• _Short exercise_:
Extract every line from the records below that contains the word "bank".

• _Collected data entries_:
________________________
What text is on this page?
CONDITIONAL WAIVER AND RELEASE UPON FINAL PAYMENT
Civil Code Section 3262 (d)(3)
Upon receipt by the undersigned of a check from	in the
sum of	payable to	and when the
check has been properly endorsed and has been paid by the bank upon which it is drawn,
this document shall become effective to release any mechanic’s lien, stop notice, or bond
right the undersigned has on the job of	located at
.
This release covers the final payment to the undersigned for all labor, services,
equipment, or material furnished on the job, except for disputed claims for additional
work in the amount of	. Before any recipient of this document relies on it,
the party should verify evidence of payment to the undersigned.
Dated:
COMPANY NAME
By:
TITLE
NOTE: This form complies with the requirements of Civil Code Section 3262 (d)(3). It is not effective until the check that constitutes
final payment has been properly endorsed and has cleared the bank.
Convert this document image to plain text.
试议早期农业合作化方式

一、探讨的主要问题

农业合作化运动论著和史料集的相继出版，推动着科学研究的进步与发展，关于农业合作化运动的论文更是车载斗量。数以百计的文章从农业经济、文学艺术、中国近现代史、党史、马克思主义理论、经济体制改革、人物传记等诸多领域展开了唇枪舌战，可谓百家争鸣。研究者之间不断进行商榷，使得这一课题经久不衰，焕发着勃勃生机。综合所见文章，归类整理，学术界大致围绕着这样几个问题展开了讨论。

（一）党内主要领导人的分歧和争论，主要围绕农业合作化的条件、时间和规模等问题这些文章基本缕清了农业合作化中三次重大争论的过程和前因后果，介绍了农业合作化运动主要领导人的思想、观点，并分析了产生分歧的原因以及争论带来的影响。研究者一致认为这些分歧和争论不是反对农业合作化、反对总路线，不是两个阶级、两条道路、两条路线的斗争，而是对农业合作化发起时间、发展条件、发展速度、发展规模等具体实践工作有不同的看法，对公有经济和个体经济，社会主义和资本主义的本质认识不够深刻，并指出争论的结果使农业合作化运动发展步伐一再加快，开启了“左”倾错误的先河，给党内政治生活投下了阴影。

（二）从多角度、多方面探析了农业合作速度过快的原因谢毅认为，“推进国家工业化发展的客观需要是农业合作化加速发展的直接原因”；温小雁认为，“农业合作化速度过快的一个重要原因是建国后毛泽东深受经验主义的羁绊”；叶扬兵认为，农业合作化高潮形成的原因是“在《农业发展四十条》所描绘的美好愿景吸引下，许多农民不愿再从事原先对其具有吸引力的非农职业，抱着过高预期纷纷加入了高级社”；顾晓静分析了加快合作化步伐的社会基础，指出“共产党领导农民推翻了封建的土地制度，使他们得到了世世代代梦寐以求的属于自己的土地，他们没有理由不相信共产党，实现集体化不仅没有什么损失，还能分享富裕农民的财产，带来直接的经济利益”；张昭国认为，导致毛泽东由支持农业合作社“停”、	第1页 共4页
________________________
• _Correct response_:
check has been properly endorsed and has been paid by the bank upon which it is drawn,
final payment has been properly endorsed and has cleared the bank.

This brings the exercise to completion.